> **Material for the task**:
»»

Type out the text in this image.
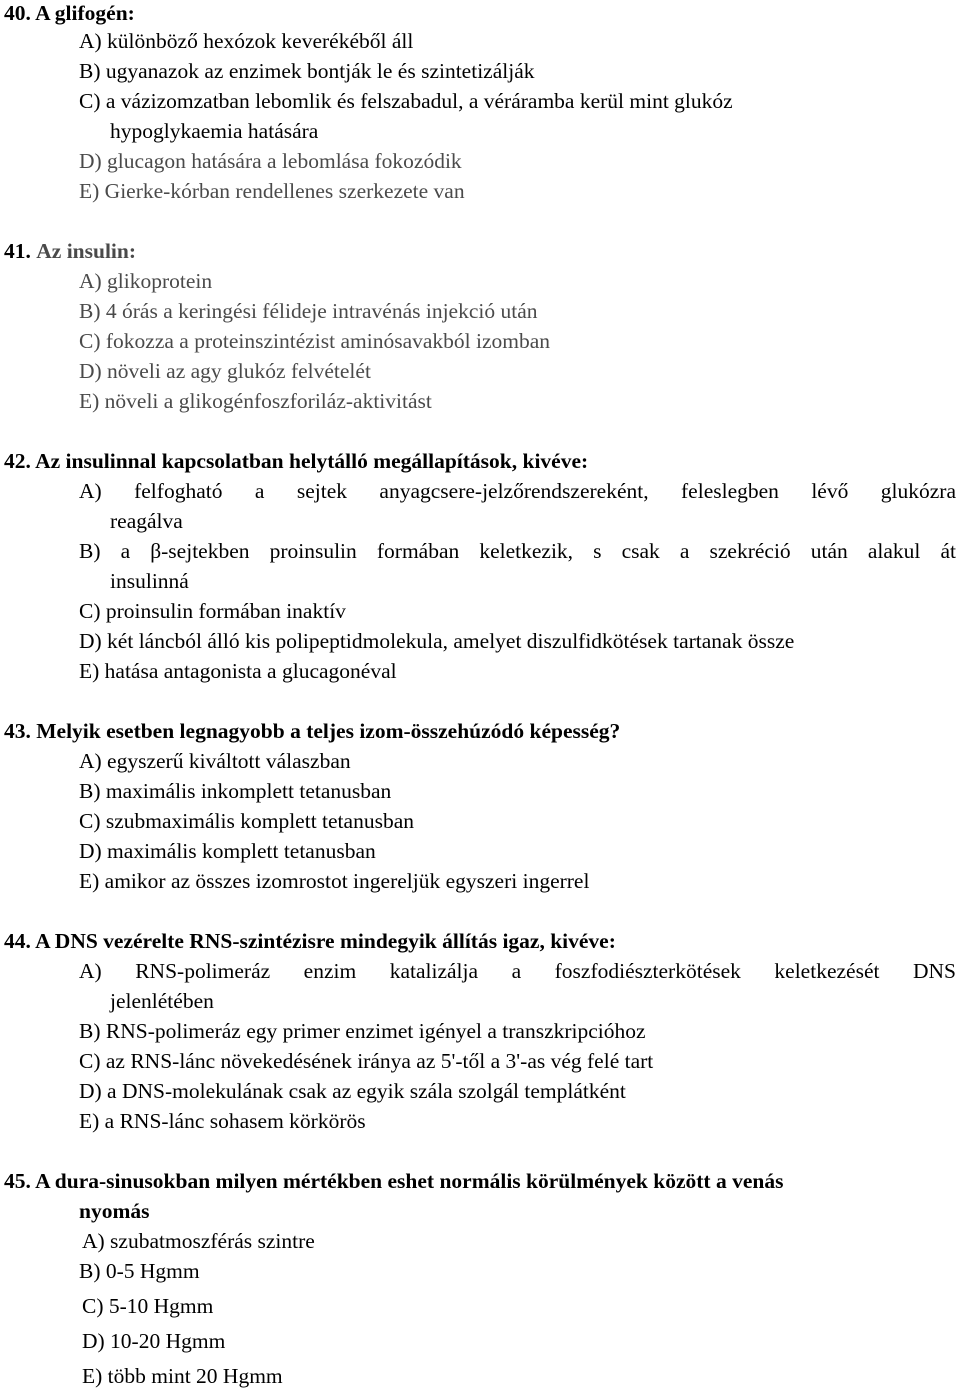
40. A glifogén:
A) különböző hexózok keverékéből áll
B) ugyanazok az enzimek bontják le és szintetizálják
C) a vázizomzatban lebomlik és felszabadul, a véráramba kerül mint glukóz
hypoglykaemia hatására
D) glucagon hatására a lebomlása fokozódik
E) Gierke-kórban rendellenes szerkezete van
41. Az insulin:
A) glikoprotein
B) 4 órás a keringési félideje intravénás injekció után
C) fokozza a proteinszintézist aminósavakból izomban
D) növeli az agy glukóz felvételét
E) növeli a glikogénfoszforiláz-aktivitást
42. Az insulinnal kapcsolatban helytálló megállapítások, kivéve:
A) felfogható a sejtek anyagcsere-jelzőrendszereként, feleslegben lévő glukózra
reagálva
B) a β-sejtekben proinsulin formában keletkezik, s csak a szekréció után alakul át
insulinná
C) proinsulin formában inaktív
D) két láncból álló kis polipeptidmolekula, amelyet diszulfidkötések tartanak össze
E) hatása antagonista a glucagonéval
43. Melyik esetben legnagyobb a teljes izom-összehúzódó képesség?
A) egyszerű kiváltott válaszban
B) maximális inkomplett tetanusban
C) szubmaximális komplett tetanusban
D) maximális komplett tetanusban
E) amikor az összes izomrostot ingereljük egyszeri ingerrel
44. A DNS vezérelte RNS-szintézisre mindegyik állítás igaz, kivéve:
A) RNS-polimeráz enzim katalizálja a foszfodiészterkötések keletkezését DNS
jelenlétében
B) RNS-polimeráz egy primer enzimet igényel a transzkripcióhoz
C) az RNS-lánc növekedésének iránya az 5'-től a 3'-as vég felé tart
D) a DNS-molekulának csak az egyik szála szolgál templátként
E) a RNS-lánc sohasem körkörös
45. A dura-sinusokban milyen mértékben eshet normális körülmények között a venás
nyomás
A) szubatmoszférás szintre
B) 0-5 Hgmm
C) 5-10 Hgmm
D) 10-20 Hgmm
E) több mint 20 Hgmm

««

> **What to produce**:
Keep the pictures out and transcribe the entries exactly.

> **Response area**:
Type out the text in this image.
40. A glifogén:
A) különböző hexózok keverékéből áll
B) ugyanazok az enzimek bontják le és szintetizálják
C) a vázizomzatban lebomlik és felszabadul, a véráramba kerül mint glukóz
hypoglykaemia hatására
D) glucagon hatására a lebomlása fokozódik
E) Gierke-kórban rendellenes szerkezete van
41. Az insulin:
A) glikoprotein
B) 4 órás a keringési félideje intravénás injekció után
C) fokozza a proteinszintézist aminósavakból izomban
D) növeli az agy glukóz felvételét
E) növeli a glikogénfoszforiláz-aktivitást
42. Az insulinnal kapcsolatban helytálló megállapítások, kivéve:
A) felfogható a sejtek anyagcsere-jelzőrendszereként, feleslegben lévő glukózra
reagálva
B) a β-sejtekben proinsulin formában keletkezik, s csak a szekréció után alakul át
insulinná
C) proinsulin formában inaktív
D) két láncból álló kis polipeptidmolekula, amelyet diszulfidkötések tartanak össze
E) hatása antagonista a glucagonéval
43. Melyik esetben legnagyobb a teljes izom-összehúzódó képesség?
A) egyszerű kiváltott válaszban
B) maximális inkomplett tetanusban
C) szubmaximális komplett tetanusban
D) maximális komplett tetanusban
E) amikor az összes izomrostot ingereljük egyszeri ingerrel
44. A DNS vezérelte RNS-szintézisre mindegyik állítás igaz, kivéve:
A) RNS-polimeráz enzim katalizálja a foszfodiészterkötések keletkezését DNS
jelenlétében
B) RNS-polimeráz egy primer enzimet igényel a transzkripcióhoz
C) az RNS-lánc növekedésének iránya az 5'-től a 3'-as vég felé tart
D) a DNS-molekulának csak az egyik szála szolgál templátként
E) a RNS-lánc sohasem körkörös
45. A dura-sinusokban milyen mértékben eshet normális körülmények között a venás
nyomás
A) szubatmoszférás szintre
B) 0-5 Hgmm
C) 5-10 Hgmm
D) 10-20 Hgmm
E) több mint 20 Hgmm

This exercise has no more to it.